*PROMPT*:
Below is the data. Give it again, complete and exact.

Records from a data source
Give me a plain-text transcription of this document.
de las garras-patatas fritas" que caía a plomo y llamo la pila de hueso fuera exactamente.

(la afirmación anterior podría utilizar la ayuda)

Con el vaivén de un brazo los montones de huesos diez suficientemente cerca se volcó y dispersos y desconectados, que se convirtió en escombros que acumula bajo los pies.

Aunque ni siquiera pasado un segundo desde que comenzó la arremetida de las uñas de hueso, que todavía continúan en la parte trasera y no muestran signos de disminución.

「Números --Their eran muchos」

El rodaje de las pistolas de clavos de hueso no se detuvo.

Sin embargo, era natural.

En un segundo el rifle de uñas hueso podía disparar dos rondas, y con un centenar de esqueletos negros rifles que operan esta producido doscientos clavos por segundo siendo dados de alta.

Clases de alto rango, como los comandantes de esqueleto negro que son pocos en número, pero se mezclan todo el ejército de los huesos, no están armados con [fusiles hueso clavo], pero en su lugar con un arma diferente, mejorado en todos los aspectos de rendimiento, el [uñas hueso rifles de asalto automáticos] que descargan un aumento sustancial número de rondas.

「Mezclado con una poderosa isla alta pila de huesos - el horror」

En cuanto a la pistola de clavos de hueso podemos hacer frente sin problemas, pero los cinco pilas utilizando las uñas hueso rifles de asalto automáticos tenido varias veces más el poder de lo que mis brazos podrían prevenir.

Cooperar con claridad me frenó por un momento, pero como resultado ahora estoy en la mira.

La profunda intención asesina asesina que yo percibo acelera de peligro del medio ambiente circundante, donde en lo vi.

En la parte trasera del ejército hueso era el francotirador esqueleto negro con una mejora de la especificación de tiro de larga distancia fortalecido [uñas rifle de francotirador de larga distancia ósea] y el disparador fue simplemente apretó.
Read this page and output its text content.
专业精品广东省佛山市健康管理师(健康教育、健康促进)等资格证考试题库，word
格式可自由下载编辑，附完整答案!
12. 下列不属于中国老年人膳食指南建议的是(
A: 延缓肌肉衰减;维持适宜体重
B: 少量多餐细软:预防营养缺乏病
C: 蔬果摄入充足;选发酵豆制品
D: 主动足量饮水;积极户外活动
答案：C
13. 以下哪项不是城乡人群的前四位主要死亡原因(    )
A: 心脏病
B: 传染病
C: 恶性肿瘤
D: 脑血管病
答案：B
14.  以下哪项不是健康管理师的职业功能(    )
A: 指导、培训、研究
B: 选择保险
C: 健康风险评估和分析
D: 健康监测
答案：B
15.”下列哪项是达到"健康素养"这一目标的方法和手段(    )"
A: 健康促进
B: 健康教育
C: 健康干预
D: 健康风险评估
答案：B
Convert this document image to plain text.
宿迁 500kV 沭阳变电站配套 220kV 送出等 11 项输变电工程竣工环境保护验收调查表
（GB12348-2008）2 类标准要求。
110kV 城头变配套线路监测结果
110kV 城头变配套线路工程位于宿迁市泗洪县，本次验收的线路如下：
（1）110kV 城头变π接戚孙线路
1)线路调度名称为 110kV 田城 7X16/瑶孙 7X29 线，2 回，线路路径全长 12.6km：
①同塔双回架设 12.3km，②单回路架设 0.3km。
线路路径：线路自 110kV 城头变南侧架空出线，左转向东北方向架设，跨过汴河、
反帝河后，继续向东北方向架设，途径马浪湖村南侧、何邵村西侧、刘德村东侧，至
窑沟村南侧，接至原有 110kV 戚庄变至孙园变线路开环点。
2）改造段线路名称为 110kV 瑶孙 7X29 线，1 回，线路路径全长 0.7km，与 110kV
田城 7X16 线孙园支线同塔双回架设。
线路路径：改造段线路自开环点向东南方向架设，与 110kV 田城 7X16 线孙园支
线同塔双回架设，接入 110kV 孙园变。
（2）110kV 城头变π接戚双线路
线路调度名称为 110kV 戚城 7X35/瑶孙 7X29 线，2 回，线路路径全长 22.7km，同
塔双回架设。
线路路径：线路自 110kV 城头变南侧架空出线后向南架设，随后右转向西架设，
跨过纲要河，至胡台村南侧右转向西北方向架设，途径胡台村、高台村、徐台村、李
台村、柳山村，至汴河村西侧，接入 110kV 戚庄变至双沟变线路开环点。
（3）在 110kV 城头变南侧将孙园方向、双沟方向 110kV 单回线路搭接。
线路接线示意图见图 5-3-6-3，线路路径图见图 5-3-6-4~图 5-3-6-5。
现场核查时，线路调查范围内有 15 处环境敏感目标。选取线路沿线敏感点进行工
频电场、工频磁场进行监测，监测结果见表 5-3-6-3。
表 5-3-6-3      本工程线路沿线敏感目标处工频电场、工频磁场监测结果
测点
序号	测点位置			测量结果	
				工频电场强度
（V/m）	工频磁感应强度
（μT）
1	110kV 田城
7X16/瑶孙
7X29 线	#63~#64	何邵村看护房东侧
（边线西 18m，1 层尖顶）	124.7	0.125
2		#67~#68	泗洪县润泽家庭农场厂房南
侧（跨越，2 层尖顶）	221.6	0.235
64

*THE COMPLETED TASK*:
Give me a plain-text transcription of this document.
de las garras-patatas fritas" que caía a plomo y llamo la pila de hueso fuera exactamente.

(la afirmación anterior podría utilizar la ayuda)

Con el vaivén de un brazo los montones de huesos diez suficientemente cerca se volcó y dispersos y desconectados, que se convirtió en escombros que acumula bajo los pies.

Aunque ni siquiera pasado un segundo desde que comenzó la arremetida de las uñas de hueso, que todavía continúan en la parte trasera y no muestran signos de disminución.

「Números --Their eran muchos」

El rodaje de las pistolas de clavos de hueso no se detuvo.

Sin embargo, era natural.

En un segundo el rifle de uñas hueso podía disparar dos rondas, y con un centenar de esqueletos negros rifles que operan esta producido doscientos clavos por segundo siendo dados de alta.

Clases de alto rango, como los comandantes de esqueleto negro que son pocos en número, pero se mezclan todo el ejército de los huesos, no están armados con [fusiles hueso clavo], pero en su lugar con un arma diferente, mejorado en todos los aspectos de rendimiento, el [uñas hueso rifles de asalto automáticos] que descargan un aumento sustancial número de rondas.

「Mezclado con una poderosa isla alta pila de huesos - el horror」

En cuanto a la pistola de clavos de hueso podemos hacer frente sin problemas, pero los cinco pilas utilizando las uñas hueso rifles de asalto automáticos tenido varias veces más el poder de lo que mis brazos podrían prevenir.

Cooperar con claridad me frenó por un momento, pero como resultado ahora estoy en la mira.

La profunda intención asesina asesina que yo percibo acelera de peligro del medio ambiente circundante, donde en lo vi.

En la parte trasera del ejército hueso era el francotirador esqueleto negro con una mejora de la especificación de tiro de larga distancia fortalecido [uñas rifle de francotirador de larga distancia ósea] y el disparador fue simplemente apretó.
Read this page and output its text content.
专业精品广东省佛山市健康管理师(健康教育、健康促进)等资格证考试题库，word
格式可自由下载编辑，附完整答案!
12. 下列不属于中国老年人膳食指南建议的是(
A: 延缓肌肉衰减;维持适宜体重
B: 少量多餐细软:预防营养缺乏病
C: 蔬果摄入充足;选发酵豆制品
D: 主动足量饮水;积极户外活动
答案：C
13. 以下哪项不是城乡人群的前四位主要死亡原因(    )
A: 心脏病
B: 传染病
C: 恶性肿瘤
D: 脑血管病
答案：B
14.  以下哪项不是健康管理师的职业功能(    )
A: 指导、培训、研究
B: 选择保险
C: 健康风险评估和分析
D: 健康监测
答案：B
15.”下列哪项是达到"健康素养"这一目标的方法和手段(    )"
A: 健康促进
B: 健康教育
C: 健康干预
D: 健康风险评估
答案：B
Convert this document image to plain text.
宿迁 500kV 沭阳变电站配套 220kV 送出等 11 项输变电工程竣工环境保护验收调查表
（GB12348-2008）2 类标准要求。
110kV 城头变配套线路监测结果
110kV 城头变配套线路工程位于宿迁市泗洪县，本次验收的线路如下：
（1）110kV 城头变π接戚孙线路
1)线路调度名称为 110kV 田城 7X16/瑶孙 7X29 线，2 回，线路路径全长 12.6km：
①同塔双回架设 12.3km，②单回路架设 0.3km。
线路路径：线路自 110kV 城头变南侧架空出线，左转向东北方向架设，跨过汴河、
反帝河后，继续向东北方向架设，途径马浪湖村南侧、何邵村西侧、刘德村东侧，至
窑沟村南侧，接至原有 110kV 戚庄变至孙园变线路开环点。
2）改造段线路名称为 110kV 瑶孙 7X29 线，1 回，线路路径全长 0.7km，与 110kV
田城 7X16 线孙园支线同塔双回架设。
线路路径：改造段线路自开环点向东南方向架设，与 110kV 田城 7X16 线孙园支
线同塔双回架设，接入 110kV 孙园变。
（2）110kV 城头变π接戚双线路
线路调度名称为 110kV 戚城 7X35/瑶孙 7X29 线，2 回，线路路径全长 22.7km，同
塔双回架设。
线路路径：线路自 110kV 城头变南侧架空出线后向南架设，随后右转向西架设，
跨过纲要河，至胡台村南侧右转向西北方向架设，途径胡台村、高台村、徐台村、李
台村、柳山村，至汴河村西侧，接入 110kV 戚庄变至双沟变线路开环点。
（3）在 110kV 城头变南侧将孙园方向、双沟方向 110kV 单回线路搭接。
线路接线示意图见图 5-3-6-3，线路路径图见图 5-3-6-4~图 5-3-6-5。
现场核查时，线路调查范围内有 15 处环境敏感目标。选取线路沿线敏感点进行工
频电场、工频磁场进行监测，监测结果见表 5-3-6-3。
表 5-3-6-3      本工程线路沿线敏感目标处工频电场、工频磁场监测结果
测点
序号	测点位置			测量结果	
				工频电场强度
（V/m）	工频磁感应强度
（μT）
1	110kV 田城
7X16/瑶孙
7X29 线	#63~#64	何邵村看护房东侧
（边线西 18m，1 层尖顶）	124.7	0.125
2		#67~#68	泗洪县润泽家庭农场厂房南
侧（跨越，2 层尖顶）	221.6	0.235
64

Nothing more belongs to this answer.